### Brief
All the data must come back unchanged, except that pictures are left out.

Dataset records:
+-------+

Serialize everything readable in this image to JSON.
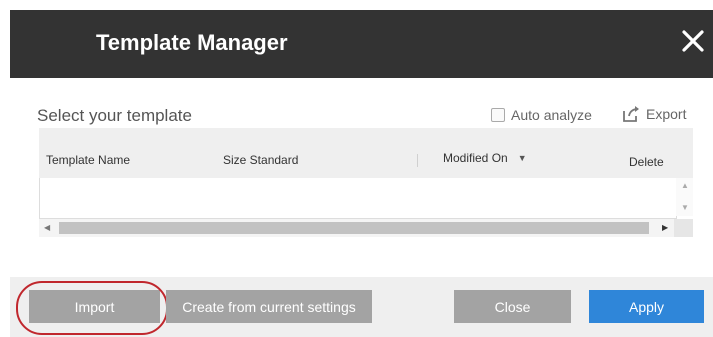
{
  "dialog": {
    "title": "Template Manager",
    "close_icon": "close-icon"
  },
  "toolbar": {
    "select_label": "Select your template",
    "auto_analyze_label": "Auto analyze",
    "auto_analyze_checked": false,
    "export_label": "Export",
    "export_icon": "export-icon"
  },
  "table": {
    "columns": {
      "name": "Template Name",
      "size": "Size Standard",
      "modified": "Modified On",
      "delete": "Delete"
    },
    "sort_icon": "caret-down-icon",
    "rows": []
  },
  "buttons": {
    "import": "Import",
    "create": "Create from current settings",
    "close": "Close",
    "apply": "Apply"
  },
  "colors": {
    "header_bg": "#333333",
    "button_gray": "#a3a3a3",
    "apply_blue": "#2f86d9",
    "annotation_red": "#c0272d"
  }
}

+-------+

### Task output
Serialize everything readable in this image to JSON.
{
  "dialog": {
    "title": "Template Manager",
    "close_icon": "close-icon"
  },
  "toolbar": {
    "select_label": "Select your template",
    "auto_analyze_label": "Auto analyze",
    "auto_analyze_checked": false,
    "export_label": "Export",
    "export_icon": "export-icon"
  },
  "table": {
    "columns": {
      "name": "Template Name",
      "size": "Size Standard",
      "modified": "Modified On",
      "delete": "Delete"
    },
    "sort_icon": "caret-down-icon",
    "rows": []
  },
  "buttons": {
    "import": "Import",
    "create": "Create from current settings",
    "close": "Close",
    "apply": "Apply"
  },
  "colors": {
    "header_bg": "#333333",
    "button_gray": "#a3a3a3",
    "apply_blue": "#2f86d9",
    "annotation_red": "#c0272d"
  }
}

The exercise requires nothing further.